Collected data entries:
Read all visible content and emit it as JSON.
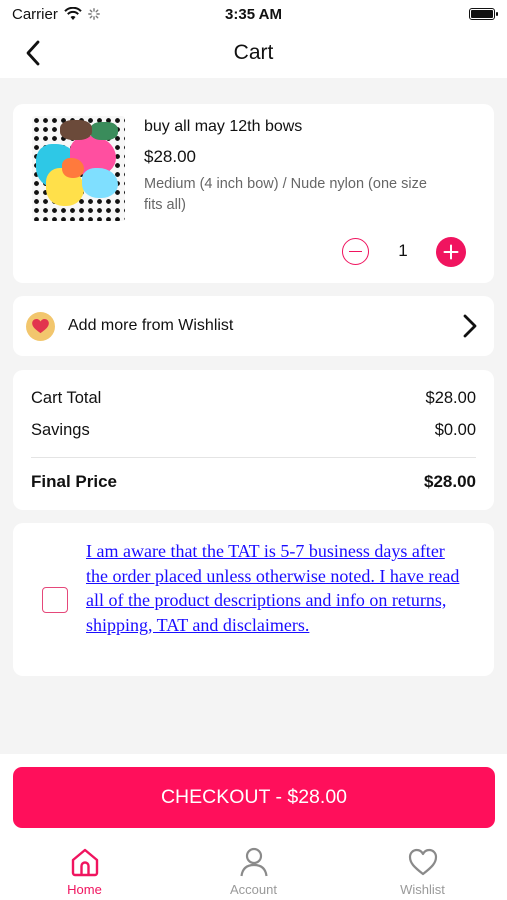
{
  "status_bar": {
    "carrier": "Carrier",
    "time": "3:35 AM"
  },
  "header": {
    "title": "Cart"
  },
  "cart_item": {
    "title": "buy all may 12th bows",
    "price": "$28.00",
    "variant": "Medium (4 inch bow) / Nude nylon (one size fits all)",
    "quantity": "1"
  },
  "wishlist": {
    "label": "Add more from Wishlist"
  },
  "totals": {
    "cart_total_label": "Cart Total",
    "cart_total_value": "$28.00",
    "savings_label": "Savings",
    "savings_value": "$0.00",
    "final_label": "Final Price",
    "final_value": "$28.00"
  },
  "terms": {
    "text": "I am aware that the TAT is 5-7 business days after the order placed unless otherwise noted. I have read all of the product descriptions and info on returns, shipping, TAT and disclaimers."
  },
  "checkout": {
    "label": "CHECKOUT - $28.00"
  },
  "tabs": [
    {
      "label": "Home",
      "icon": "home-icon"
    },
    {
      "label": "Account",
      "icon": "account-icon"
    },
    {
      "label": "Wishlist",
      "icon": "heart-icon"
    }
  ],
  "colors": {
    "accent": "#f0145f",
    "checkout": "#ff0f5b",
    "link": "#1a0dff",
    "wishlist_badge": "#f2c66d"
  }
}
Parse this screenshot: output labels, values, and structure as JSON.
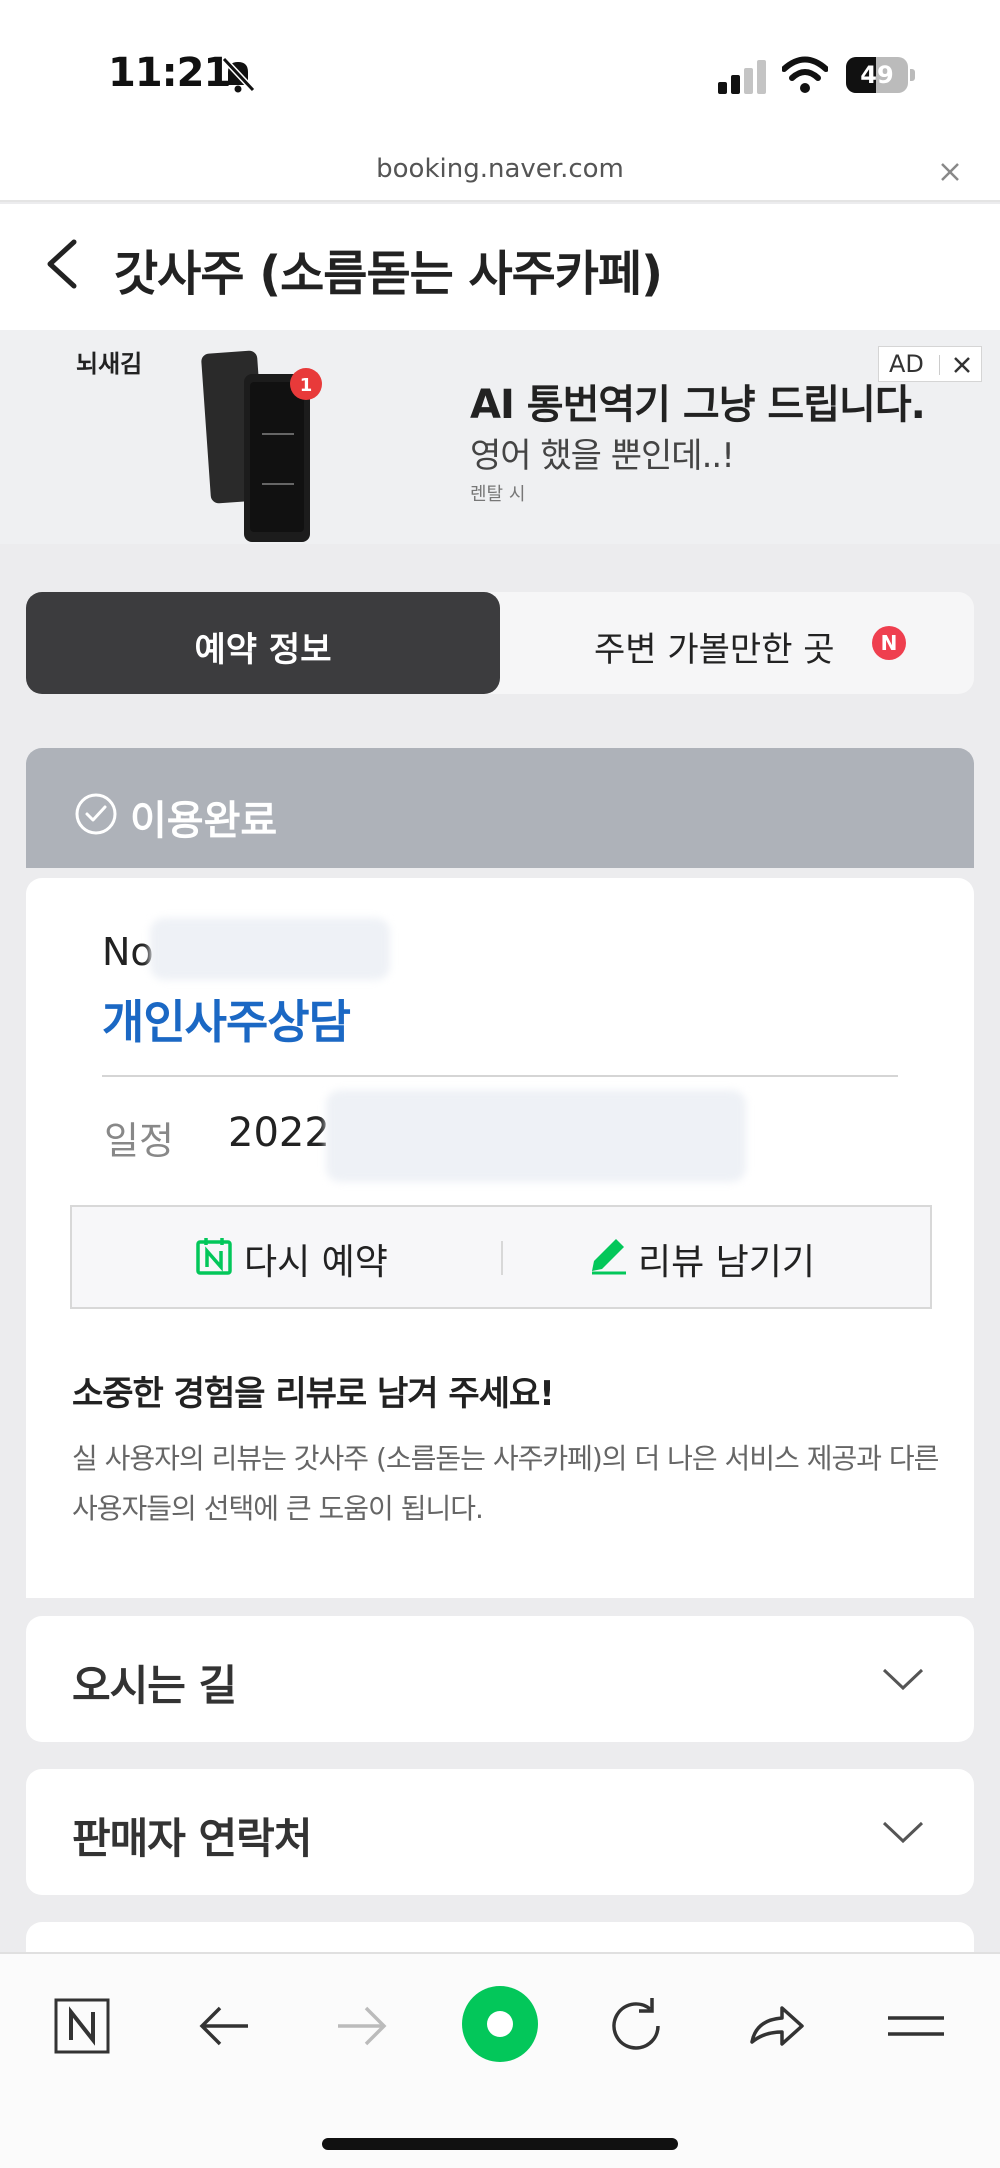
{
  "status_bar": {
    "time": "11:21",
    "battery": "49",
    "battery_level": 0.49
  },
  "browser": {
    "url": "booking.naver.com"
  },
  "header": {
    "title": "갓사주 (소름돋는 사주카페)"
  },
  "ad": {
    "brand": "뇌새김",
    "phone_badge": "1",
    "headline": "AI 통번역기 그냥 드립니다.",
    "subtext": "영어 했을 뿐인데..!",
    "note": "렌탈 시",
    "badge_label": "AD"
  },
  "tabs": {
    "active_label": "예약 정보",
    "other_label": "주변 가볼만한 곳",
    "new_badge": "N"
  },
  "booking": {
    "status": "이용완료",
    "number_prefix": "No",
    "service_name": "개인사주상담",
    "schedule_label": "일정",
    "schedule_value": "2022",
    "rebook_label": "다시 예약",
    "review_label": "리뷰 남기기",
    "review_heading": "소중한 경험을 리뷰로 남겨 주세요!",
    "review_description": "실 사용자의 리뷰는 갓사주 (소름돋는 사주카페)의 더 나은 서비스 제공과 다른 사용자들의 선택에 큰 도움이 됩니다."
  },
  "sections": {
    "directions": "오시는 길",
    "seller_contact": "판매자 연락처"
  },
  "colors": {
    "accent_blue": "#1b68c4",
    "active_tab": "#3c3c3e",
    "status_gray": "#aeb2b9",
    "naver_green": "#03c75a",
    "badge_red": "#ef3f4f"
  },
  "toolbar_icons": [
    "naver-home-icon",
    "back-arrow-icon",
    "forward-arrow-icon",
    "green-dot-icon",
    "reload-icon",
    "share-icon",
    "menu-icon"
  ]
}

▶ [YOUR TASK]: Write out only the lines from the line containing "Parse this screenshot: output" through the end of the material above, both end lines included. Pictures are not written out.

▶ [WRITTEN SOLUTION]:
Parse this screenshot: output labels, values, and structure as JSON.
{
  "status_bar": {
    "time": "11:21",
    "battery": "49",
    "battery_level": 0.49
  },
  "browser": {
    "url": "booking.naver.com"
  },
  "header": {
    "title": "갓사주 (소름돋는 사주카페)"
  },
  "ad": {
    "brand": "뇌새김",
    "phone_badge": "1",
    "headline": "AI 통번역기 그냥 드립니다.",
    "subtext": "영어 했을 뿐인데..!",
    "note": "렌탈 시",
    "badge_label": "AD"
  },
  "tabs": {
    "active_label": "예약 정보",
    "other_label": "주변 가볼만한 곳",
    "new_badge": "N"
  },
  "booking": {
    "status": "이용완료",
    "number_prefix": "No",
    "service_name": "개인사주상담",
    "schedule_label": "일정",
    "schedule_value": "2022",
    "rebook_label": "다시 예약",
    "review_label": "리뷰 남기기",
    "review_heading": "소중한 경험을 리뷰로 남겨 주세요!",
    "review_description": "실 사용자의 리뷰는 갓사주 (소름돋는 사주카페)의 더 나은 서비스 제공과 다른 사용자들의 선택에 큰 도움이 됩니다."
  },
  "sections": {
    "directions": "오시는 길",
    "seller_contact": "판매자 연락처"
  },
  "colors": {
    "accent_blue": "#1b68c4",
    "active_tab": "#3c3c3e",
    "status_gray": "#aeb2b9",
    "naver_green": "#03c75a",
    "badge_red": "#ef3f4f"
  },
  "toolbar_icons": [
    "naver-home-icon",
    "back-arrow-icon",
    "forward-arrow-icon",
    "green-dot-icon",
    "reload-icon",
    "share-icon",
    "menu-icon"
  ]
}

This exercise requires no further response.